• Required work: Only the number is wanted: count the lines that include the word "this".

-------- Material provided

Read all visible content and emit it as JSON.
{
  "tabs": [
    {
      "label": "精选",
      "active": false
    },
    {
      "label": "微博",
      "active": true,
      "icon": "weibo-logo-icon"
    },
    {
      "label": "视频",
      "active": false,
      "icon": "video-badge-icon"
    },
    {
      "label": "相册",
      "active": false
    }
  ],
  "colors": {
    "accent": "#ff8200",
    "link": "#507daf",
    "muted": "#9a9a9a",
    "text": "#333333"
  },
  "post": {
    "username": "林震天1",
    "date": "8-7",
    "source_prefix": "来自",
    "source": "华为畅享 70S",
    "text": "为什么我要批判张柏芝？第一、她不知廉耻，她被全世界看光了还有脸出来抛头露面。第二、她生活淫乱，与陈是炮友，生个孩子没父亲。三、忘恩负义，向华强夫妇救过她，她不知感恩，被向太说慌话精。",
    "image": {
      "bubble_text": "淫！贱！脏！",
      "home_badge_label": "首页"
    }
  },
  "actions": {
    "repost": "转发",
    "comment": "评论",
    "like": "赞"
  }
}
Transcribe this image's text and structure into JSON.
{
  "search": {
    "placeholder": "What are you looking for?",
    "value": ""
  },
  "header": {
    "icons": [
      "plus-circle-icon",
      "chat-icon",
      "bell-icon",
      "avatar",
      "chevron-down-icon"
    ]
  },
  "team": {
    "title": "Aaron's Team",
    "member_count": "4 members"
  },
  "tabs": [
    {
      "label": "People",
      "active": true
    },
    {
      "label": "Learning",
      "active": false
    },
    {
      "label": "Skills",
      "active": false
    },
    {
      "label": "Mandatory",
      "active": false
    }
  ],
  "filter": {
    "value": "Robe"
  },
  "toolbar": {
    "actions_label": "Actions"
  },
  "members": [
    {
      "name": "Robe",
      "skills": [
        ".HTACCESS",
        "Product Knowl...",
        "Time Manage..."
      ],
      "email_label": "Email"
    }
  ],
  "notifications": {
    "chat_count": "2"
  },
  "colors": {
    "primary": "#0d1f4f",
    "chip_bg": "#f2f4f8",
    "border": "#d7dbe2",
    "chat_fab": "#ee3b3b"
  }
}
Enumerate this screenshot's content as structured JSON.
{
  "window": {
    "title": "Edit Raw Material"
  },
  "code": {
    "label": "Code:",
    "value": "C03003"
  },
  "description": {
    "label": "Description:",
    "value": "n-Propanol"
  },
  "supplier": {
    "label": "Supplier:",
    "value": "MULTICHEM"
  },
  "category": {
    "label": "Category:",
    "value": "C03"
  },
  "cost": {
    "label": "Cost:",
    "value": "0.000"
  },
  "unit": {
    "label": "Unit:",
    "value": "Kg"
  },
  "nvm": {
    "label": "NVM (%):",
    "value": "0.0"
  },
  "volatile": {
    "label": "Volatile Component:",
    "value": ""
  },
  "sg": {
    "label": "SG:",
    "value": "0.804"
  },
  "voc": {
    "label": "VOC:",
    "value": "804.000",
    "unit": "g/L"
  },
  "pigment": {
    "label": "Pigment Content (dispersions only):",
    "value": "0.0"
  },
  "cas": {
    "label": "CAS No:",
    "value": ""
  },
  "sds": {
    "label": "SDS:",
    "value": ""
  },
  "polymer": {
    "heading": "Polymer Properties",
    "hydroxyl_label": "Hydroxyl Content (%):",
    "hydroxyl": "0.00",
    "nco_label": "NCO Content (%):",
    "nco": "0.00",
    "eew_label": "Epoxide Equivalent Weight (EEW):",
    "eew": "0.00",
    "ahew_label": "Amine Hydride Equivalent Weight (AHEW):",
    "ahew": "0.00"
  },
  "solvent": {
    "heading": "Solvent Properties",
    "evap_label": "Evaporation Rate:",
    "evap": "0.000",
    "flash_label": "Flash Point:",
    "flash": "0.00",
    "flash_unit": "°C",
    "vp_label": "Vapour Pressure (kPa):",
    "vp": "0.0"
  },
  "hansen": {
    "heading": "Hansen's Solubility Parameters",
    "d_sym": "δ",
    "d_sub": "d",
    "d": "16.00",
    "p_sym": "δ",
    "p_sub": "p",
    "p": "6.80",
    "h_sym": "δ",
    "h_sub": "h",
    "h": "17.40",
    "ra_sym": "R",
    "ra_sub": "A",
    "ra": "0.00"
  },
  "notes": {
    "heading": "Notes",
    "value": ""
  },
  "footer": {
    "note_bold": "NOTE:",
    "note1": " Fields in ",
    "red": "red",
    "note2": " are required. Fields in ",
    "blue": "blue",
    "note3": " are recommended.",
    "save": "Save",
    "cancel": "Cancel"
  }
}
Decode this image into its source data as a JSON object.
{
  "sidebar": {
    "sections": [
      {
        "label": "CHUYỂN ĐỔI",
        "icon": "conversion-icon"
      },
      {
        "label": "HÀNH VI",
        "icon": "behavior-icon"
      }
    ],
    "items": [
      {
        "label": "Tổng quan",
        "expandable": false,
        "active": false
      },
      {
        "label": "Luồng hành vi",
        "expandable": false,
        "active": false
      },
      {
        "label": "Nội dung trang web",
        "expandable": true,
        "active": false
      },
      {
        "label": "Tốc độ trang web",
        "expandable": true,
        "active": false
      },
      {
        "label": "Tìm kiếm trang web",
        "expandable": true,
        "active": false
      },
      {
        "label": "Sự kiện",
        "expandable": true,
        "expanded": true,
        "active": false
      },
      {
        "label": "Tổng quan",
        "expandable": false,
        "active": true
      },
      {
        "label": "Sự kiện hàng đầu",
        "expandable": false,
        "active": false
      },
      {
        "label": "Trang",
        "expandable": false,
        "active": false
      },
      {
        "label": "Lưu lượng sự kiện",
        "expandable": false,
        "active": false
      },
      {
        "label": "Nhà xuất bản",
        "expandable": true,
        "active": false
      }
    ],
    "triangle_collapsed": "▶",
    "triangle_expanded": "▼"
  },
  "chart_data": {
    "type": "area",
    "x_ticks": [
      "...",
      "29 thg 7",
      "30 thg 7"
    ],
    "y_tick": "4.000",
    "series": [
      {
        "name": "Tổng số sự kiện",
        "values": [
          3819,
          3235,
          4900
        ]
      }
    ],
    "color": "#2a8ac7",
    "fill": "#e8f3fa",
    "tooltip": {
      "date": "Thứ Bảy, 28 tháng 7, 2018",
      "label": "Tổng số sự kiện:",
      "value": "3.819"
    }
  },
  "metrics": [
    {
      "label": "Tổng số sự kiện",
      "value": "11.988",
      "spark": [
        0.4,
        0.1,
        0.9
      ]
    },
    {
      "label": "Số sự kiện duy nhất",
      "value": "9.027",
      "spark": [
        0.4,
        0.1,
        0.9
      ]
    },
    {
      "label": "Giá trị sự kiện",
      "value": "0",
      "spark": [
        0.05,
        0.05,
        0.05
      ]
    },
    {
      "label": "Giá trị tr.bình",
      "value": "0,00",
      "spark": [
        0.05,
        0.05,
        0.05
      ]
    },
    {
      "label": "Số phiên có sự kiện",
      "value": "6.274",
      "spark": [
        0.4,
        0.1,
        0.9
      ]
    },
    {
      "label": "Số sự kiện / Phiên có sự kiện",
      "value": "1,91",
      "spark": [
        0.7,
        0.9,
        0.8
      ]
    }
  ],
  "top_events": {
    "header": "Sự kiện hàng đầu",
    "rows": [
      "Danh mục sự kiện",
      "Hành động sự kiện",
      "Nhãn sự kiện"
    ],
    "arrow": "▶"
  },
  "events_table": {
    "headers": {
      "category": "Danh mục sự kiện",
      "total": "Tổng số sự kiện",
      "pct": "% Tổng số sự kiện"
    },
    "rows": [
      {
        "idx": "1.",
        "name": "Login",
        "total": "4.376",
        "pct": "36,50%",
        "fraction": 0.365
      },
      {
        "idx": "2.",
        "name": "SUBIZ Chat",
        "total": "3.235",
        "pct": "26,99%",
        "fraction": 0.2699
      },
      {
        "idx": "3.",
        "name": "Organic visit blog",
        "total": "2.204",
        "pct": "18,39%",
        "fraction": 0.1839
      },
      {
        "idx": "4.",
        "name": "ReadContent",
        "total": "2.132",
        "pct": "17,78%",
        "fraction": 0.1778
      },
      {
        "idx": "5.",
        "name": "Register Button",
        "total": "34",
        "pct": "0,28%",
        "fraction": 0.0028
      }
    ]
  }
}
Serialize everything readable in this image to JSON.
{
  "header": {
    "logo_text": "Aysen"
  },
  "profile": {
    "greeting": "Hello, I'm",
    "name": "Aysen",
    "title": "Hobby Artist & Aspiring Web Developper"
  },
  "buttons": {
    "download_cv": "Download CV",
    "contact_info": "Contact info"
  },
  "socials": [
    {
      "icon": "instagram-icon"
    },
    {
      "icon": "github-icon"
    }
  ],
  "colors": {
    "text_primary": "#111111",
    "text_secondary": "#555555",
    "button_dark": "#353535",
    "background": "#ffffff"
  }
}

----------------

• Correct answer: 4